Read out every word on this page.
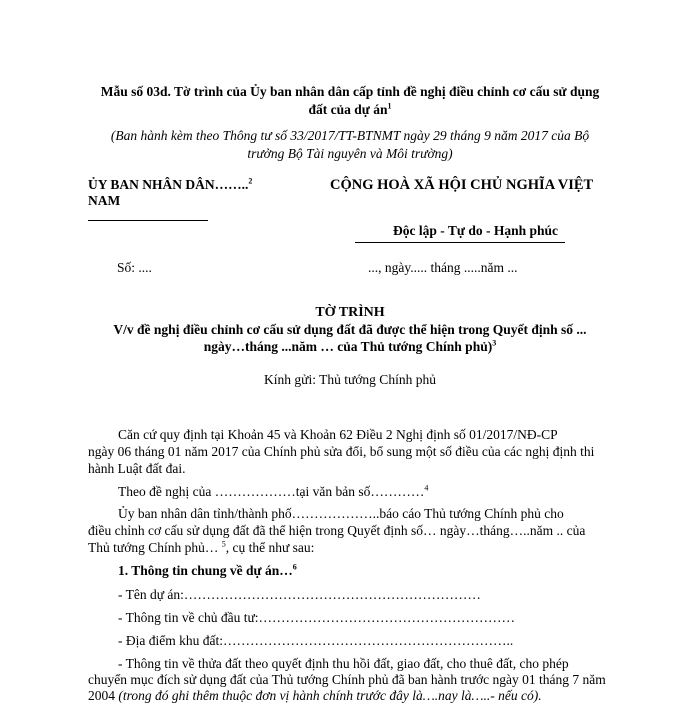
Mẫu số 03d. Tờ trình của Ủy ban nhân dân cấp tỉnh đề nghị điều chỉnh cơ cấu sử dụng
đất của dự $án^1$
(Ban hành kèm theo Thông tư số 33/2017/TT-BTNMT ngày 29 tháng 9 năm 2017 của Bộ
trưởng Bộ Tài nguyên và Môi trường)
ỦY BAN NHÂN DÂN……..$^2$
NAM
CỘNG HOÀ XÃ HỘI CHỦ NGHĨA VIỆT
Độc lập - Tự do - Hạnh phúc
Số: ....	..., ngày..... tháng .....năm ...
TỜ TRÌNH
V/v đề nghị điều chỉnh cơ cấu sử dụng đất đã được thể hiện trong Quyết định số ...
ngày…tháng ...năm … của Thủ tướng Chính phủ)$^3$
Kính gửi: Thủ tướng Chính phủ
Căn cứ quy định tại Khoản 45 và Khoản 62 Điều 2 Nghị định số 01/2017/NĐ-CP
ngày 06 tháng 01 năm 2017 của Chính phủ sửa đổi, bổ sung một số điều của các nghị định thi
hành Luật đất đai.
Theo đề nghị của ………………tại văn bản số…………$^4$
Ủy ban nhân dân tỉnh/thành phố………………..báo cáo Thủ tướng Chính phủ cho
điều chỉnh cơ cấu sử dụng đất đã thể hiện trong Quyết định số… ngày…tháng…..năm .. của
Thủ tướng Chính phủ… $^5$, cụ thể như sau:
1. Thông tin chung về dự án…$^6$
- Tên dự án:…………………………………………………………
- Thông tin về chủ đầu tư:…………………………………………………
- Địa điểm khu đất:………………………………………………………..
- Thông tin về thửa đất theo quyết định thu hồi đất, giao đất, cho thuê đất, cho phép
chuyển mục đích sử dụng đất của Thủ tướng Chính phủ đã ban hành trước ngày 01 tháng 7 năm
2004 (trong đó ghi thêm thuộc đơn vị hành chính trước đây là….nay là…..- nếu có).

[Given request]: Copy each line of the listing that contains the string "tướng".

[Output below]:
ngày…tháng ...năm … của Thủ tướng Chính phủ)$^3$
Kính gửi: Thủ tướng Chính phủ
Ủy ban nhân dân tỉnh/thành phố………………..báo cáo Thủ tướng Chính phủ cho
Thủ tướng Chính phủ… $^5$, cụ thể như sau:
chuyển mục đích sử dụng đất của Thủ tướng Chính phủ đã ban hành trước ngày 01 tháng 7 năm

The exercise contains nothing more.